━━ EXTRACTED ENTRIES ━━

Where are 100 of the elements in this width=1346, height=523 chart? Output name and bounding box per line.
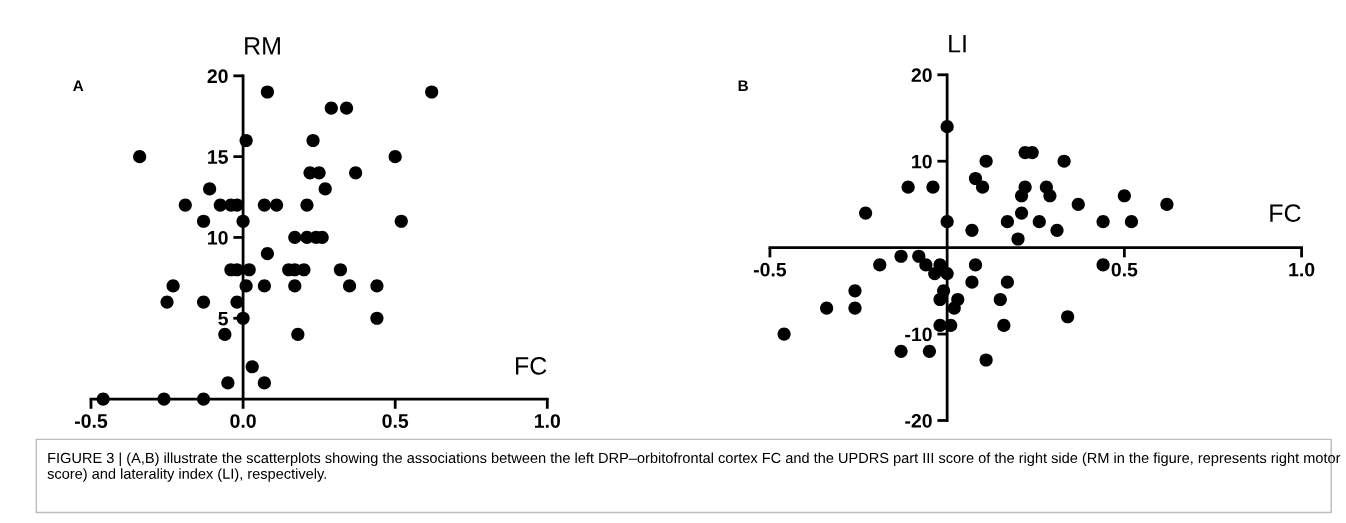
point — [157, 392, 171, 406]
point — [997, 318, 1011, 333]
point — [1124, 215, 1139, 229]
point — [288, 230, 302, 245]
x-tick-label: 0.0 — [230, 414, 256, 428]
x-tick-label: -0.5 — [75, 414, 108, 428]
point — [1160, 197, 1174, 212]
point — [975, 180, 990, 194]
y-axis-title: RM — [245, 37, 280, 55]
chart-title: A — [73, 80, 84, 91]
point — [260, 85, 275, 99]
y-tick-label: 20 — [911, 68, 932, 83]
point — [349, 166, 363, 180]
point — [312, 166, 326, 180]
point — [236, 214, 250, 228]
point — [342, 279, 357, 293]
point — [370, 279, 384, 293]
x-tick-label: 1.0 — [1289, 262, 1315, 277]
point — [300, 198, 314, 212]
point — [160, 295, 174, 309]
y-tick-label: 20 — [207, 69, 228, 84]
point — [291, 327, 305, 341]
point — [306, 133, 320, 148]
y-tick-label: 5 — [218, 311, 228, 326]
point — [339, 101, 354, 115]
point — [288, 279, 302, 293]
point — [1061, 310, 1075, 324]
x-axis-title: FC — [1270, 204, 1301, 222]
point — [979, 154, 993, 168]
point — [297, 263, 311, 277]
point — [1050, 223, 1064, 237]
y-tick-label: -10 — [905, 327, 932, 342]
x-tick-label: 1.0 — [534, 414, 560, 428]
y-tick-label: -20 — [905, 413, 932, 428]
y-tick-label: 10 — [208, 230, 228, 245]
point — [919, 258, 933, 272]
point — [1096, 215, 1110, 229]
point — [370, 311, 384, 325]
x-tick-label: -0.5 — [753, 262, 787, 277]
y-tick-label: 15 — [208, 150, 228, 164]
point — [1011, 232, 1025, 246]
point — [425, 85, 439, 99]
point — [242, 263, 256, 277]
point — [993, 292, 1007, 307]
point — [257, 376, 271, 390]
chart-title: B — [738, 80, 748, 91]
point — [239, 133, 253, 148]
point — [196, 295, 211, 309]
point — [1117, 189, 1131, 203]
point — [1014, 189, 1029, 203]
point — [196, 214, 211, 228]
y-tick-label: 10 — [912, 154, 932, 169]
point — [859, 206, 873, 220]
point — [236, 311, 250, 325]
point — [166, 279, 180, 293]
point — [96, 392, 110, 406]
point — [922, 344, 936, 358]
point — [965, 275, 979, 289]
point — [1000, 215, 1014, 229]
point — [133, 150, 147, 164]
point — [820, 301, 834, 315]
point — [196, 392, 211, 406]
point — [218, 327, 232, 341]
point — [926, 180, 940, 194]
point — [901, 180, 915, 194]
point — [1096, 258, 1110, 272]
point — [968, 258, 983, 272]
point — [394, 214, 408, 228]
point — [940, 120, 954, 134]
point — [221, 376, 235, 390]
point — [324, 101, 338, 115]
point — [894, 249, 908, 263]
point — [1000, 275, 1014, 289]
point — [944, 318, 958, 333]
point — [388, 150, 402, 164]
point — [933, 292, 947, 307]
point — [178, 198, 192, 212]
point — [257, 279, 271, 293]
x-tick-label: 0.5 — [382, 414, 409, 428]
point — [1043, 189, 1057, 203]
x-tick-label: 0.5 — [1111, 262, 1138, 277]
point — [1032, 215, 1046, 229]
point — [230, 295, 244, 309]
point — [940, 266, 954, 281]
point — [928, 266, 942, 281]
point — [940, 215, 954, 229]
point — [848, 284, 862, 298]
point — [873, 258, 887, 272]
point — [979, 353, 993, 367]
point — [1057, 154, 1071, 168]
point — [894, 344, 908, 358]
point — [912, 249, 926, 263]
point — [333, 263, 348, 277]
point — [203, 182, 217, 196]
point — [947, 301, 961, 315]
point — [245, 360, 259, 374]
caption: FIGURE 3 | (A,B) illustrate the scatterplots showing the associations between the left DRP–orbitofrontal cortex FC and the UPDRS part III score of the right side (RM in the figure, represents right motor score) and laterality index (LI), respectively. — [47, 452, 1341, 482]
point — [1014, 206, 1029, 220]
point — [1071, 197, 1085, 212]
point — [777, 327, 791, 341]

━━━
━━ EXTRACTED ENTRIES ━━

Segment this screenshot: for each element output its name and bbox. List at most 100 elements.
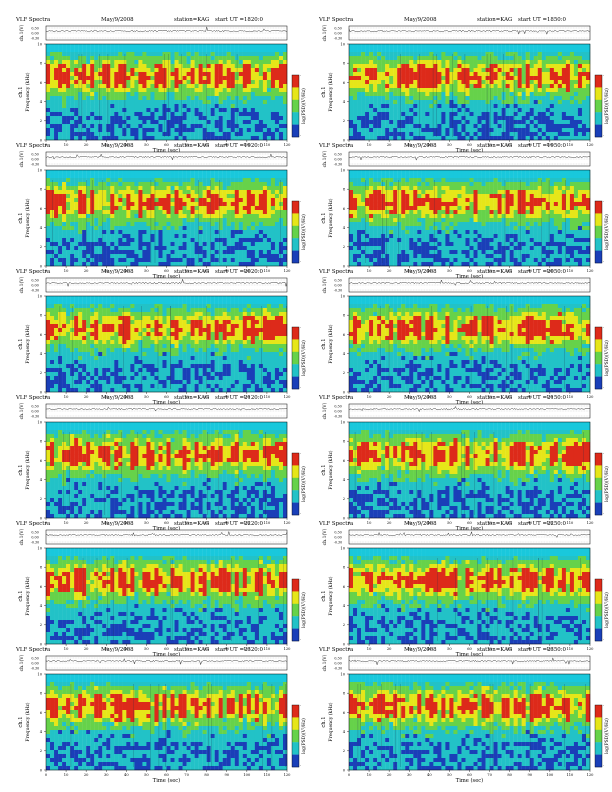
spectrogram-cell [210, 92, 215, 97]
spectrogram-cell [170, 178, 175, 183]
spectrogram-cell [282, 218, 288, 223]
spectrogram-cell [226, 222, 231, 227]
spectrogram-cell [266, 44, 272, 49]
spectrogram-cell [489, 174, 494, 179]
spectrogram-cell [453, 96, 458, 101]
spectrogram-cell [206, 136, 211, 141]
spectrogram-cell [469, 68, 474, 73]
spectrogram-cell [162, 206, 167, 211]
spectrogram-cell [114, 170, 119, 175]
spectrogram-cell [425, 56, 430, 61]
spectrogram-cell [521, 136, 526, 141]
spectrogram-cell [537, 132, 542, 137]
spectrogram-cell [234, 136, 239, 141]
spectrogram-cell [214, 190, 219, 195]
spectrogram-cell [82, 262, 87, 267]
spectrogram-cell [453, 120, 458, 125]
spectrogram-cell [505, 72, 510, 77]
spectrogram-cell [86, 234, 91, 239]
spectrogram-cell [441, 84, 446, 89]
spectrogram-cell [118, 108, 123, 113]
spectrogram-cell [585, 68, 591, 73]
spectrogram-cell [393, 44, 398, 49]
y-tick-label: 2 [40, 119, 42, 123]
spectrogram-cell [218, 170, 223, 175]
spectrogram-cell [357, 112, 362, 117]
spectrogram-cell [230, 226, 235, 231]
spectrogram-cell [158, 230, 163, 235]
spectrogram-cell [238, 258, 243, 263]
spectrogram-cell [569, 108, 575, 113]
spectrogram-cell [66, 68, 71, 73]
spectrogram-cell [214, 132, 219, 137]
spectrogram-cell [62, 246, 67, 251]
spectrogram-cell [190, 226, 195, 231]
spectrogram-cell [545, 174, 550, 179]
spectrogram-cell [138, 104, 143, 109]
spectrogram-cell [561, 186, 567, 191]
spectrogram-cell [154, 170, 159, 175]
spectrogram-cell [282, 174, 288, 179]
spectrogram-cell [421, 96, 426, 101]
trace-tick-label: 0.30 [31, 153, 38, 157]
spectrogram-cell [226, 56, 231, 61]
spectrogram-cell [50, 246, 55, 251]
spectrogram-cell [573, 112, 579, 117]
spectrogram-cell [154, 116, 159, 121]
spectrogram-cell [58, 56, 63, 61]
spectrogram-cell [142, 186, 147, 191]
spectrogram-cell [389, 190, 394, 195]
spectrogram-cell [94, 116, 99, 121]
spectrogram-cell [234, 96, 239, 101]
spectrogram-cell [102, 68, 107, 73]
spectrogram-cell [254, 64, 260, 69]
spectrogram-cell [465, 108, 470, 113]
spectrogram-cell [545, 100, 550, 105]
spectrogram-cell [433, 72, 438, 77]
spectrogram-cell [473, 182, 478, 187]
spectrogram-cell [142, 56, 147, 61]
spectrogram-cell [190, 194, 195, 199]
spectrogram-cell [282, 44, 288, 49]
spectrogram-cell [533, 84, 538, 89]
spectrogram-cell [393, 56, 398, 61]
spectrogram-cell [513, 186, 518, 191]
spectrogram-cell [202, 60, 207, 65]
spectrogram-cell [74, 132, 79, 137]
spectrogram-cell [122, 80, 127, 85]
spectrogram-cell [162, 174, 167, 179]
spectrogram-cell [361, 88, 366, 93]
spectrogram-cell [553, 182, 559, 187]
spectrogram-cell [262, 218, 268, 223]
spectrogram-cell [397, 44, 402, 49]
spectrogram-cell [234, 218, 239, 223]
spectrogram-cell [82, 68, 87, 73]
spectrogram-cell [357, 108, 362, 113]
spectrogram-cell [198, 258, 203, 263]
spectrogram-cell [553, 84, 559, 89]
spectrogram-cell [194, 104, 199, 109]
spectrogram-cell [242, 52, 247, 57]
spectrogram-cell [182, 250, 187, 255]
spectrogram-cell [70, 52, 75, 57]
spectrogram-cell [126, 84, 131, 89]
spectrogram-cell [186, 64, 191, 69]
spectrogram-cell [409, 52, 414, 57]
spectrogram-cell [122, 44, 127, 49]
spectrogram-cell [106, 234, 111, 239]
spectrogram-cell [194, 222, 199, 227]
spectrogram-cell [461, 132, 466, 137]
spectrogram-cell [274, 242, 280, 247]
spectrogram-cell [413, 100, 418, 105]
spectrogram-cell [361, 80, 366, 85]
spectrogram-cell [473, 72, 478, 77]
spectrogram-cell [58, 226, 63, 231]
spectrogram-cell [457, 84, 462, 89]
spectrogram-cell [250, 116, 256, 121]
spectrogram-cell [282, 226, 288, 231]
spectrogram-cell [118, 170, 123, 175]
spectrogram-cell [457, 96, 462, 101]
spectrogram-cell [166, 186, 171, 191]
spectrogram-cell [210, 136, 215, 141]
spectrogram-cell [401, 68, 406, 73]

━━━
━━ EXTRACTED ENTRIES ━━

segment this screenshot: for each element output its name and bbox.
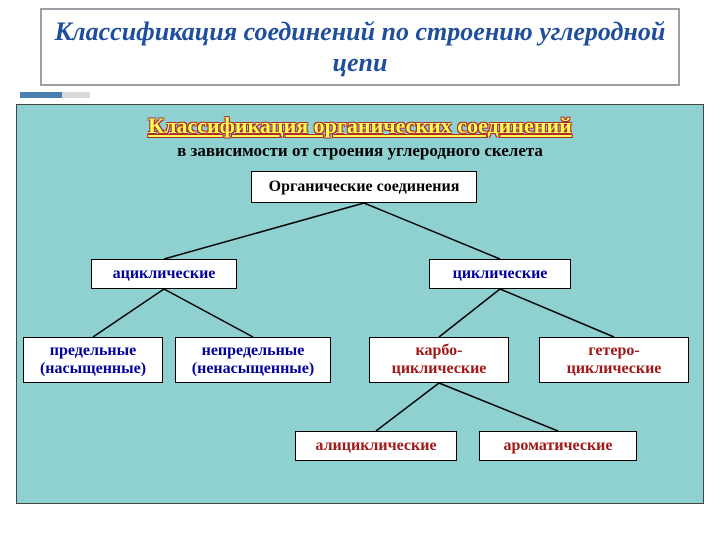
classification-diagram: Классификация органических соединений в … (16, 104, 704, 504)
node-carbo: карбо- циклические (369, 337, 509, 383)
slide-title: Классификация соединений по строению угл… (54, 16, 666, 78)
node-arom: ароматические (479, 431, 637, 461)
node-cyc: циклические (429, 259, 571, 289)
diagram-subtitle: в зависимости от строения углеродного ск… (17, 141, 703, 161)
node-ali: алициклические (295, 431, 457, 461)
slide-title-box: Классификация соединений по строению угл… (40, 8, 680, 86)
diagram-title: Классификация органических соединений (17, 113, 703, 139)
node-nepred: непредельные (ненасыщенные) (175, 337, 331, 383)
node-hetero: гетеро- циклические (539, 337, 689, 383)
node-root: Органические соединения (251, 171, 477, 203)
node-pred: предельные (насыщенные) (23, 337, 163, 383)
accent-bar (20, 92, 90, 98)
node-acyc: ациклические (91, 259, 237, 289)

━━━

:: BRIEF ::
Turn the data from the line with "point — [157, 392, 171, 406]" up to and including the line with "point — [288, 279, 302, 293]" into a numbered list, leaving out any blank lines.

:: ANSWER FOR THE TASK ::
1. point — [157, 392, 171, 406]
2. point — [997, 318, 1011, 333]
3. point — [1124, 215, 1139, 229]
4. point — [288, 230, 302, 245]
5. x-tick-label: 0.0 — [230, 414, 256, 428]
6. x-tick-label: -0.5 — [75, 414, 108, 428]
7. point — [1160, 197, 1174, 212]
8. point — [975, 180, 990, 194]
9. y-axis-title: RM — [245, 37, 280, 55]
10. chart-title: A — [73, 80, 84, 91]
11. point — [260, 85, 275, 99]
12. y-tick-label: 20 — [911, 68, 932, 83]
13. point — [349, 166, 363, 180]
14. point — [312, 166, 326, 180]
15. point — [236, 214, 250, 228]
16. point — [342, 279, 357, 293]
17. point — [370, 279, 384, 293]
18. x-tick-label: 1.0 — [1289, 262, 1315, 277]
19. point — [300, 198, 314, 212]
20. point — [160, 295, 174, 309]
21. y-tick-label: 20 — [207, 69, 228, 84]
22. point — [291, 327, 305, 341]
23. point — [306, 133, 320, 148]
24. y-tick-label: 5 — [218, 311, 228, 326]
25. point — [339, 101, 354, 115]
26. point — [288, 279, 302, 293]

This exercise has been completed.